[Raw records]

● ● ● ● ● ● ●

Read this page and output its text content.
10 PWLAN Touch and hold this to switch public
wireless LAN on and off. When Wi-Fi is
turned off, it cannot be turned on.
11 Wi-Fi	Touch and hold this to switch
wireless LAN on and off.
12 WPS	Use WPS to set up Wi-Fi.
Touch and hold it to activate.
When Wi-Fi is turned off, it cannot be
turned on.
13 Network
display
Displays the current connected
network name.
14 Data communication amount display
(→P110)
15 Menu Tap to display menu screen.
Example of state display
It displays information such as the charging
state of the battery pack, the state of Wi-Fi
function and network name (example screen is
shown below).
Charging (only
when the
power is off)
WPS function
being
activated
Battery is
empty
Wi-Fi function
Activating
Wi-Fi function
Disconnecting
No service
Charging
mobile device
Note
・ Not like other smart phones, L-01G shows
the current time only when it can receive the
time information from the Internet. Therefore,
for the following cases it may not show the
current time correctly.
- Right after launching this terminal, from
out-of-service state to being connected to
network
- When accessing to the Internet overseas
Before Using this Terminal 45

● ● ● ● ● ● ●

Return the entries above exactly, each one complete.

» **Output of the exercise**:
Read this page and output its text content.
10 PWLAN Touch and hold this to switch public
wireless LAN on and off. When Wi-Fi is
turned off, it cannot be turned on.
11 Wi-Fi	Touch and hold this to switch
wireless LAN on and off.
12 WPS	Use WPS to set up Wi-Fi.
Touch and hold it to activate.
When Wi-Fi is turned off, it cannot be
turned on.
13 Network
display
Displays the current connected
network name.
14 Data communication amount display
(→P110)
15 Menu Tap to display menu screen.
Example of state display
It displays information such as the charging
state of the battery pack, the state of Wi-Fi
function and network name (example screen is
shown below).
Charging (only
when the
power is off)
WPS function
being
activated
Battery is
empty
Wi-Fi function
Activating
Wi-Fi function
Disconnecting
No service
Charging
mobile device
Note
・ Not like other smart phones, L-01G shows
the current time only when it can receive the
time information from the Internet. Therefore,
for the following cases it may not show the
current time correctly.
- Right after launching this terminal, from
out-of-service state to being connected to
network
- When accessing to the Internet overseas
Before Using this Terminal 45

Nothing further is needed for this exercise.